**TEXTE DE LECTURE**
++++++

Motivation
Le terme biodiversity est attribué (Meine, Soulé, et Noss 2006) à Walter Rosen, un membre du National Research Council américain, qui a commencé à contracter les termes biological diversity pendant la préparation d’un colloque dont les actes seront publiés sous le titre “Biodiversity” (E. O. Wilson et Peter 1988). La question de la diversité biologique intéressait les écologues bien avant l’invention de la biodiversité, mais le néologisme a connu un succès fulgurant (Blandin 2014) en même temps qu’il devenait une notion floue, dans lequel chacun peut placer ce qu’il souhaite y trouver, au point de lui retirer son caractère scientifique (Delord 2014). Une cause de ce glissement est que la biodiversité a été nommée pour attirer l’attention sur son érosion, en lien avec la biologie de la conservation. Cette érosion concernant potentiellement de nombreux aspects du monde vivant, la définition de la biodiversité fluctue selon les besoins : DeLong (1996) en recense 85 dans les dix premières années de littérature. Les indicateurs de la biodiversité peuvent englober bien d’autres choses que la diversité du vivant : le nombre d’espèces menacées (par exemple la liste rouge de l’IUCN), la taille des populations ou la surface des écosystèmes préservés, la dégradation des habitats, la menace pesant sur des espèces emblématiques… Une mesure rigoureuse et cohérente de la diversité peut pourtant être construite pour clarifier beaucoup (mais pas tous) des concepts qui constituent la biodiversité.
Dans l’introduction du premier chapitre des actes de ce qui était devenu le “Forum sur la Biodiversité”, Wilson utilise le mot dans le sens étroit de nombres d’espèces. L’élargissement de la notion aux “systèmes naturels” et à l’opposé à la diversité génétique intraspécifique est venu du monde de la conservation (Speth, Holdgate, et Tolba 1992). La déclaration de Michel Loreau, président du du comité scientifique de la conférence de Paris en 2005 (Loreau 2005) en donne une définition aboutie :
La Terre abrite une extraordinaire diversité biologique, qui inclut non seulement les espèces qui habitent notre planète, mais aussi la diversité de leurs gènes, la multitude des interactions écologiques entre elles et avec leur environnement physique, et la variété des écosystèmes complexes qu’elles constituent. Cette biodiversité, qui est le produit de plus de 3 milliards d’années d’évolution, constitue un patrimoine naturel et une ressource vitale dont l’humanité dépend de multiples façons.

++++++

**Entrées issues d'une collection**

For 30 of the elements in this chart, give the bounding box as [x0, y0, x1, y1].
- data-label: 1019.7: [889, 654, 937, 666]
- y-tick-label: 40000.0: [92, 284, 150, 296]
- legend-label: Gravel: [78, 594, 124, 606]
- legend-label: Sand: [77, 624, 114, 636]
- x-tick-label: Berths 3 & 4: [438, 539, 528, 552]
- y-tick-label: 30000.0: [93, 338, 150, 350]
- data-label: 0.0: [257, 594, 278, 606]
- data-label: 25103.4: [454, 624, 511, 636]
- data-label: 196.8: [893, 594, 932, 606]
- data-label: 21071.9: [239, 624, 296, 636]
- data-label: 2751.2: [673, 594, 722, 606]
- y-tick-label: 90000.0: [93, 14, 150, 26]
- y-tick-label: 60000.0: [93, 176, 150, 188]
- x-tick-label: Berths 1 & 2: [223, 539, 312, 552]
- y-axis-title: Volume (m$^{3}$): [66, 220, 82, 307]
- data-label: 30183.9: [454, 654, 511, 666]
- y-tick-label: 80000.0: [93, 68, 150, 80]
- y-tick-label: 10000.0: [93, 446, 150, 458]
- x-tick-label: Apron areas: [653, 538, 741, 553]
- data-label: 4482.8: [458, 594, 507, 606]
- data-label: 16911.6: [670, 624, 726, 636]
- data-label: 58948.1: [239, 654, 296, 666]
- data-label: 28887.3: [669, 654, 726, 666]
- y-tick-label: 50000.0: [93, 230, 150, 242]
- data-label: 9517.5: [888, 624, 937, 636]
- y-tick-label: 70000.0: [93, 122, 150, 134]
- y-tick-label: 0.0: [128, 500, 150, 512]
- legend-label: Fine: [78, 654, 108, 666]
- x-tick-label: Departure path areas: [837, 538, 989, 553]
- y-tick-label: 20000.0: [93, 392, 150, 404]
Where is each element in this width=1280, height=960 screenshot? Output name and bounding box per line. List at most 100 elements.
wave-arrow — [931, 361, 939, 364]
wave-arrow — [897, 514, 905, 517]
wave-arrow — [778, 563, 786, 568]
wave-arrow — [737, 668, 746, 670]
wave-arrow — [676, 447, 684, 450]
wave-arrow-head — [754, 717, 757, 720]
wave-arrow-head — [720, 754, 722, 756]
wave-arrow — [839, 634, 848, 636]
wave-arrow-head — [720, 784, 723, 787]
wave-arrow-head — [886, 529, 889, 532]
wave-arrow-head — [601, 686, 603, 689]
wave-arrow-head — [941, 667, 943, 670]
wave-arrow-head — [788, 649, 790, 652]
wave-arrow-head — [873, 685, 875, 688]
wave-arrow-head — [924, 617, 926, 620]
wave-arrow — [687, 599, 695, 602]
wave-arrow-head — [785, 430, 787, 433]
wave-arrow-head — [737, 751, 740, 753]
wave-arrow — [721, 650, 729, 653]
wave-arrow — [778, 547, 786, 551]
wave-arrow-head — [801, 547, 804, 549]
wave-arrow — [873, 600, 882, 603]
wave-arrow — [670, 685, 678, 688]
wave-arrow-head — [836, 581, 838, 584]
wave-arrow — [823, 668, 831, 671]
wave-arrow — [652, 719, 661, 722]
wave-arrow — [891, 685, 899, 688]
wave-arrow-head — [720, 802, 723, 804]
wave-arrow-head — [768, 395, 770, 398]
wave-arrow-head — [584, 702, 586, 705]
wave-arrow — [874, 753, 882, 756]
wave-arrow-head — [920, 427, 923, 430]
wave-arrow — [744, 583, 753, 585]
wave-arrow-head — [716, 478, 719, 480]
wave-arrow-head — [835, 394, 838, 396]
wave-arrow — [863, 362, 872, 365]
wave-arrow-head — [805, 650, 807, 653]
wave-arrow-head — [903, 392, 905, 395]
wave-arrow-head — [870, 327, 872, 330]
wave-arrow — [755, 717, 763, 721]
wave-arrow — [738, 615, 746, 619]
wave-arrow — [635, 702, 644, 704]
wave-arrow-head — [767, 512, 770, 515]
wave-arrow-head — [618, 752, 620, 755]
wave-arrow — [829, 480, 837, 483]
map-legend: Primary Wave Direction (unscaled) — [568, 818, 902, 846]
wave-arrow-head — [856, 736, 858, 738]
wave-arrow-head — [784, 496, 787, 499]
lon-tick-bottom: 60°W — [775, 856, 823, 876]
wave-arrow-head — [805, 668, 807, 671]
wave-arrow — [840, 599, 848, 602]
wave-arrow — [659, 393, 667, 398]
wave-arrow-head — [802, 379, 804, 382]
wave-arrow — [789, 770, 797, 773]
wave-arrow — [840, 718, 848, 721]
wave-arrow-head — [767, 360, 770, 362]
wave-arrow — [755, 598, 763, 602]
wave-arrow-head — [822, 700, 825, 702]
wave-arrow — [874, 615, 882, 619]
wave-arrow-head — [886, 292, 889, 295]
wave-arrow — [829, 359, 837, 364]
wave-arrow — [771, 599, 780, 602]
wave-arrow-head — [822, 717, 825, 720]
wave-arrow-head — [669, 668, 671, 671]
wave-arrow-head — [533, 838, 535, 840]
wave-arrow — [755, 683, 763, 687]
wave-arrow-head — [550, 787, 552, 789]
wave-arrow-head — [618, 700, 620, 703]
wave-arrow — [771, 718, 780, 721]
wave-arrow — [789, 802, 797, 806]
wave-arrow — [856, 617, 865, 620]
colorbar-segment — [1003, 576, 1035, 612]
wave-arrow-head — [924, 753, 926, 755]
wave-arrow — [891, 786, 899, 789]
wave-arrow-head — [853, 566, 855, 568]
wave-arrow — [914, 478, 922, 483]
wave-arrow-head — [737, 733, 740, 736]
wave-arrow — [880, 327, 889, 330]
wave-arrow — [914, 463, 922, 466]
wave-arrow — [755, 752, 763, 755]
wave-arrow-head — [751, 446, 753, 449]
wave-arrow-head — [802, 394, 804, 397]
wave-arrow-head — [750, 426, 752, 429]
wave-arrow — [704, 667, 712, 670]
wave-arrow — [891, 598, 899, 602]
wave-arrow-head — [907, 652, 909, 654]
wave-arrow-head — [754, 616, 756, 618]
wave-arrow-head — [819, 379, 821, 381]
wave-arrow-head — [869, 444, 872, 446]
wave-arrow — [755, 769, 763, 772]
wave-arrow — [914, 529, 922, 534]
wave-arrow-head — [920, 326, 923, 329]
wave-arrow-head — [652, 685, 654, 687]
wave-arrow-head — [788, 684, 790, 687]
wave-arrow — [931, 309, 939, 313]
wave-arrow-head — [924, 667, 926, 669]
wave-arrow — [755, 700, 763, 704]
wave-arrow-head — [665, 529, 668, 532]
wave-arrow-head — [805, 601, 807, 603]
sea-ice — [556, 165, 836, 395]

++++++

**EXERCICE**
Dans le texte sur la biodiversité, combien de définitions de la biodiversité DeLong (1996) a-t-il recensées, et sur quelle période de littérature ? Ces entrées forment un matériau distinct du texte.

**CORRIGÉ**
Il en a recensé 85 dans les dix premières années de littérature.